Dataset items:
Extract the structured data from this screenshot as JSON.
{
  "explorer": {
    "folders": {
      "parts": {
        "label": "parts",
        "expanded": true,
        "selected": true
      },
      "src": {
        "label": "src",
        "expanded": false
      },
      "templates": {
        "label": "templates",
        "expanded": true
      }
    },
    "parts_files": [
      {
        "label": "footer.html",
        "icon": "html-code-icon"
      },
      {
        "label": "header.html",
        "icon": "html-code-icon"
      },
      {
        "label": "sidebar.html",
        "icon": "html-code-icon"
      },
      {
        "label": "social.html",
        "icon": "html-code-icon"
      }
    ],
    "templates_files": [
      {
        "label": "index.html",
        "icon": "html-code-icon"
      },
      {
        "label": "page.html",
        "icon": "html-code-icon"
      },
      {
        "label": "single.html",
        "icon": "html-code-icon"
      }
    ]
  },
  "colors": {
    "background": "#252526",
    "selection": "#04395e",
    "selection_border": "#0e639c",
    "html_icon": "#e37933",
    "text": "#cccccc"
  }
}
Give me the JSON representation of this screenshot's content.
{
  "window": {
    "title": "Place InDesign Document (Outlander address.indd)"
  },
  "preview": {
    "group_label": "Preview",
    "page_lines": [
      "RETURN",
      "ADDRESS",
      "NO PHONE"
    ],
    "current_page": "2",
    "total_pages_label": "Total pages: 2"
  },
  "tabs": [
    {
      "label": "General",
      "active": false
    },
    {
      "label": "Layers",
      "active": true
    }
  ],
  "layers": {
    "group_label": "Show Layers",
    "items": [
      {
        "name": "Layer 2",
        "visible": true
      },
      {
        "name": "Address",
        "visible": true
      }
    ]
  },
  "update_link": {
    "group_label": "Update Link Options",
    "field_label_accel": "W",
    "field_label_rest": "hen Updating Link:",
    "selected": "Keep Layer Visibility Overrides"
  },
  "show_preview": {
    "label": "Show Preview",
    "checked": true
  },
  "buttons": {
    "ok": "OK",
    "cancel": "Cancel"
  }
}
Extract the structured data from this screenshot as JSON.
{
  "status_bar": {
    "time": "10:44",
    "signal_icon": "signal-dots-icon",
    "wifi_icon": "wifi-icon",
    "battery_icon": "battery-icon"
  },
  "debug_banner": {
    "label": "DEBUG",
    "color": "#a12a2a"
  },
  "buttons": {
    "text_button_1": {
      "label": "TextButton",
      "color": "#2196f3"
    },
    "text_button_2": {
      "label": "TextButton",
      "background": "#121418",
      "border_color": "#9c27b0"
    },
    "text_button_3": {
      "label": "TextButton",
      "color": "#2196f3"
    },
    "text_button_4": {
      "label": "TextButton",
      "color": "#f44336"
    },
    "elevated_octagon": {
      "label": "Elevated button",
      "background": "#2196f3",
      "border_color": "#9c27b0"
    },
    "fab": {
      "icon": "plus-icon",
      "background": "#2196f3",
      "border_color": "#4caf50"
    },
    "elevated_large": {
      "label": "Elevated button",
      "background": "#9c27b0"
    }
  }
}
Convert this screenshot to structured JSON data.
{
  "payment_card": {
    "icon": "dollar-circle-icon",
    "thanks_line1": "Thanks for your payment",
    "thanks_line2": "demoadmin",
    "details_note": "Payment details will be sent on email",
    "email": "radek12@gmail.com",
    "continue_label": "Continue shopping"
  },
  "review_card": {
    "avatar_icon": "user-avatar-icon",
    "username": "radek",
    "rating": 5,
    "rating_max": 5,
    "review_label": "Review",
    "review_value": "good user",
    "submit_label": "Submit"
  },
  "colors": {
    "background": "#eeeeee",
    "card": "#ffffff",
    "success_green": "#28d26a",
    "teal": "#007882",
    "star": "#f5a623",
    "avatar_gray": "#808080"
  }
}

> Prompt: Give the count of lines in the data above that hold the string "expanded", with no additional words.

> Result: 3